[Data entries]
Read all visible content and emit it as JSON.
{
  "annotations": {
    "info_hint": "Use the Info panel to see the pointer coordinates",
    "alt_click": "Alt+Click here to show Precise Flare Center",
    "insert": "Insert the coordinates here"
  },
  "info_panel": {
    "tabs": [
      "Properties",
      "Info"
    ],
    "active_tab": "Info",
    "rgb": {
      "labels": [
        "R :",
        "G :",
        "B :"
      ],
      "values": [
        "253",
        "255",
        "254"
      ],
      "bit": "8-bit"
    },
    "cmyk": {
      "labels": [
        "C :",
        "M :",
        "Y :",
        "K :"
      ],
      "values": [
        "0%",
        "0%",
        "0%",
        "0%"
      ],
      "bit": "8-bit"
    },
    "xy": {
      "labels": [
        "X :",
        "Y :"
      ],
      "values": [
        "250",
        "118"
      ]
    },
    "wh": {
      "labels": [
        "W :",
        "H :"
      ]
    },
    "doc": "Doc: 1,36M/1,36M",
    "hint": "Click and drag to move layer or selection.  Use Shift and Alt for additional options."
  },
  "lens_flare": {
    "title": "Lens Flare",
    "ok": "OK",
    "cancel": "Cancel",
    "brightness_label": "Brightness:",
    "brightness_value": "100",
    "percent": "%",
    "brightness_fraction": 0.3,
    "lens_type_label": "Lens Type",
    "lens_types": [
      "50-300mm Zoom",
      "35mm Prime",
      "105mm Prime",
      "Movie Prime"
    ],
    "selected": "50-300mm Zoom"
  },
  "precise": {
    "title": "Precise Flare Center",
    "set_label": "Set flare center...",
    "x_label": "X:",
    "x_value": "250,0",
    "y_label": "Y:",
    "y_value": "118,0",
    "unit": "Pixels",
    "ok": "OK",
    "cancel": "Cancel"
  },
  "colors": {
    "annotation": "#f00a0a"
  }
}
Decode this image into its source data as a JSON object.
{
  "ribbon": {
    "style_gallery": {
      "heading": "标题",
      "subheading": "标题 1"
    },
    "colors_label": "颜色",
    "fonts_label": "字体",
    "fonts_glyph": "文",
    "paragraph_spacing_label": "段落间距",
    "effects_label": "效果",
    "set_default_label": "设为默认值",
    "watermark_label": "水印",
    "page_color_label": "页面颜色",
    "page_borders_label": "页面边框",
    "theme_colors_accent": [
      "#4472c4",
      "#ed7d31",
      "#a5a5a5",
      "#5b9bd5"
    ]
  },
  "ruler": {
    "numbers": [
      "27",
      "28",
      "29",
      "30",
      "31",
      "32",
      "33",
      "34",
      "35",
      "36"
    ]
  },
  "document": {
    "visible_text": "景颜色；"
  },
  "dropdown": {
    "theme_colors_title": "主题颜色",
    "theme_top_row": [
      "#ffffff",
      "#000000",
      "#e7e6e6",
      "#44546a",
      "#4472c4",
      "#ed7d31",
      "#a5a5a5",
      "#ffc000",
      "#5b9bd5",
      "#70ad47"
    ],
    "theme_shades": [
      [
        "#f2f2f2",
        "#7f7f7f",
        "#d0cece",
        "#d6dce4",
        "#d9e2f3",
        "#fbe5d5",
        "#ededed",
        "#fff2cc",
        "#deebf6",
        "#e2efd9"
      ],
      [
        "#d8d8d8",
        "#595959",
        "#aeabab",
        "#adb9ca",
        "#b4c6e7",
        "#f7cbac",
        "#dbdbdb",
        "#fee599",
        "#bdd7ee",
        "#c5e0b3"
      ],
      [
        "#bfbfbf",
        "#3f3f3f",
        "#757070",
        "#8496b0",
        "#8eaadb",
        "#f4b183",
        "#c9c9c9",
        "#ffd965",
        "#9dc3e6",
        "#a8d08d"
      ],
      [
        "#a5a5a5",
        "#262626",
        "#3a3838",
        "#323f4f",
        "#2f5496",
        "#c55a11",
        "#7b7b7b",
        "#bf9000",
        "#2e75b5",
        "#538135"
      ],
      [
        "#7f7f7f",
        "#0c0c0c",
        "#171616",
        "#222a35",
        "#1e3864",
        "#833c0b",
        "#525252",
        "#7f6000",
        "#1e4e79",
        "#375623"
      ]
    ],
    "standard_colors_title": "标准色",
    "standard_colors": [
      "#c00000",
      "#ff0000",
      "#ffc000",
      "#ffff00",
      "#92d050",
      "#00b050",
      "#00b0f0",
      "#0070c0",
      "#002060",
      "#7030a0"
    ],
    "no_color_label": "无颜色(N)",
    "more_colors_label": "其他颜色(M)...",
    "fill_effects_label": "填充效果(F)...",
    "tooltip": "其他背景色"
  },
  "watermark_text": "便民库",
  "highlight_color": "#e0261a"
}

◆ **WORK TO COMPLETE**
Find each line with the string "JSON" and copy it out.

◆ **REPLY TO THE EXERCISE**
Read all visible content and emit it as JSON.
Decode this image into its source data as a JSON object.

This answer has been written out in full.